_DO THIS_:
Select, from the material below, each line with "λέξιν" in it.

======== AVAILABLE DATA

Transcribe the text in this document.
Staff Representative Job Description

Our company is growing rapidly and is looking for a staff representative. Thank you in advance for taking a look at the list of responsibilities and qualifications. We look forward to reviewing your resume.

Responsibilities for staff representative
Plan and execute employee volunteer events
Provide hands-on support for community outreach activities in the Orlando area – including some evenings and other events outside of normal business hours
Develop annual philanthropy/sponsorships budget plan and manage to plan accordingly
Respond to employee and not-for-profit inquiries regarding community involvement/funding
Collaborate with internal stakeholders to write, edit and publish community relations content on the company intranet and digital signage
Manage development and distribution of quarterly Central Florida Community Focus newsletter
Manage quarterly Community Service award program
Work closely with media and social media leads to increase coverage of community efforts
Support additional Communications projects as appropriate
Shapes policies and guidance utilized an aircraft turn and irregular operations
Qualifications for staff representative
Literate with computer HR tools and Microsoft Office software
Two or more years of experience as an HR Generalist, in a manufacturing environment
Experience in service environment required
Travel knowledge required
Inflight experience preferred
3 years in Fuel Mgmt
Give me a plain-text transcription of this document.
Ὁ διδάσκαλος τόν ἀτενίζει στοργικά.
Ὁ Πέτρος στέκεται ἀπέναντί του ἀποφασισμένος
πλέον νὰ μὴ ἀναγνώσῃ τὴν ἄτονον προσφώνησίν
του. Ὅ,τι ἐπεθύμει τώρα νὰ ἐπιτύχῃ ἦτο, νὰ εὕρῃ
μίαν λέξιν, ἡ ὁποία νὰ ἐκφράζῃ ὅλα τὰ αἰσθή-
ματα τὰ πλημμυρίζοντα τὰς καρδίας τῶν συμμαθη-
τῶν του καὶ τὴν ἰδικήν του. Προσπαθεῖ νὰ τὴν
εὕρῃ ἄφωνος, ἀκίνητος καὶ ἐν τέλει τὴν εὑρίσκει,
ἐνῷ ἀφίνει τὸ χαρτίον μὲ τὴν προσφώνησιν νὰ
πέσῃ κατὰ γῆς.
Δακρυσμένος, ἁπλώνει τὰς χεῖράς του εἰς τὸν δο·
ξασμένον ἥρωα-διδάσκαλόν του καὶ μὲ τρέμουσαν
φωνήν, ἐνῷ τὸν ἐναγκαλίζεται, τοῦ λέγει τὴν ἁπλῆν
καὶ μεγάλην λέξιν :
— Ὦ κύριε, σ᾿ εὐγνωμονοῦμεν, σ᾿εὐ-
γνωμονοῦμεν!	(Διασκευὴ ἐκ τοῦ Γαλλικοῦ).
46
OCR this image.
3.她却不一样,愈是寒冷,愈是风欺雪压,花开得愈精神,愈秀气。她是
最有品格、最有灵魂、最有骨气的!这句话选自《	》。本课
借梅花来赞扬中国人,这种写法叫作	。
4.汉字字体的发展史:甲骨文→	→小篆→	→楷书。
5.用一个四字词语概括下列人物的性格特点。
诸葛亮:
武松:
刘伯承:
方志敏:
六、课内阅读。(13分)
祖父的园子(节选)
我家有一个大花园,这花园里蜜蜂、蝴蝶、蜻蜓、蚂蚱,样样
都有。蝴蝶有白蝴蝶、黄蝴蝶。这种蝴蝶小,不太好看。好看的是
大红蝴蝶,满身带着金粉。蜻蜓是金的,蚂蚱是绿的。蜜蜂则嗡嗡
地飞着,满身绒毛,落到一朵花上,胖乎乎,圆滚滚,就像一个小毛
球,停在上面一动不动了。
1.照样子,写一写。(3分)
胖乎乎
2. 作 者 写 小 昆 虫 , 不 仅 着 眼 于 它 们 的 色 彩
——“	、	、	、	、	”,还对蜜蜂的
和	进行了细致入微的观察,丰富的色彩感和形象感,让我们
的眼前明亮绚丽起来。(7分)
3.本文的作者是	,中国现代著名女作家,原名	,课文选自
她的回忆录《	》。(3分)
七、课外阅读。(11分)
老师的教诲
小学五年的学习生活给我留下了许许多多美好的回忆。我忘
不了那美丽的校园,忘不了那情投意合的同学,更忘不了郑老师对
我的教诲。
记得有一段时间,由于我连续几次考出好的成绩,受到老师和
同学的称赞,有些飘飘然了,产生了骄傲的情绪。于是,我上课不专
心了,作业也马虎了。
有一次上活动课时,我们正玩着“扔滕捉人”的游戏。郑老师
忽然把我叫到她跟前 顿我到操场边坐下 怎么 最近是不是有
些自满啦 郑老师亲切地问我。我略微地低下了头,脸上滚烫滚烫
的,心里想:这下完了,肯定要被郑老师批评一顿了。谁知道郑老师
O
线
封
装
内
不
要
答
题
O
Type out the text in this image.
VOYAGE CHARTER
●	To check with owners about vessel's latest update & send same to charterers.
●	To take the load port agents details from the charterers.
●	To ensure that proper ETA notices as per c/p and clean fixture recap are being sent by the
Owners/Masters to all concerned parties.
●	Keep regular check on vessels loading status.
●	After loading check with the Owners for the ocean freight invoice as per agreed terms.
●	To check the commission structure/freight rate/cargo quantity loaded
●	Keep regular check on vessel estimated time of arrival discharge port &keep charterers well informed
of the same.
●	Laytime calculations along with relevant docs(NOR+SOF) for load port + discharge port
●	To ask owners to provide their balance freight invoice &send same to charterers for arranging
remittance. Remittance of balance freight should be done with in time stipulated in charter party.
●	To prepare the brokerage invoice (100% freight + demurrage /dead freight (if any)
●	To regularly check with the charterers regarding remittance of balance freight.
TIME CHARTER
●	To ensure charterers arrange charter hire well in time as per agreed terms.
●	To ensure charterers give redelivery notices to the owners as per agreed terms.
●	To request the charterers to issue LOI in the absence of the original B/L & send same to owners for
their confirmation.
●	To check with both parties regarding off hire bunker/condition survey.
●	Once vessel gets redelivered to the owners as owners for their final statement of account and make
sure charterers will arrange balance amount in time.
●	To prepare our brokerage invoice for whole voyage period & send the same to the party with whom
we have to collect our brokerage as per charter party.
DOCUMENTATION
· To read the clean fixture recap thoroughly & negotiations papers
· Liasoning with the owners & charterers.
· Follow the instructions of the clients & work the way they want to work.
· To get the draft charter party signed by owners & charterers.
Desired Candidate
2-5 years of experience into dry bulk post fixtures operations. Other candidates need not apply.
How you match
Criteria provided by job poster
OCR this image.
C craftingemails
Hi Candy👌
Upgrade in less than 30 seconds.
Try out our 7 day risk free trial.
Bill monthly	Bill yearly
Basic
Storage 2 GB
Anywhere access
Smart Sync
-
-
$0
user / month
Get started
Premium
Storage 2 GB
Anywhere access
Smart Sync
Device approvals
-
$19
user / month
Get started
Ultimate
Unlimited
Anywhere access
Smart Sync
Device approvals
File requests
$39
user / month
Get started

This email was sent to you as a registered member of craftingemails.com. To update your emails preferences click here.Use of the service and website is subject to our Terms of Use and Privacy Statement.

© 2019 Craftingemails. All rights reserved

================

_CORRECT RESULT_:
μίαν λέξιν, ἡ ὁποία νὰ ἐκφράζῃ ὅλα τὰ αἰσθή-
καὶ μεγάλην λέξιν :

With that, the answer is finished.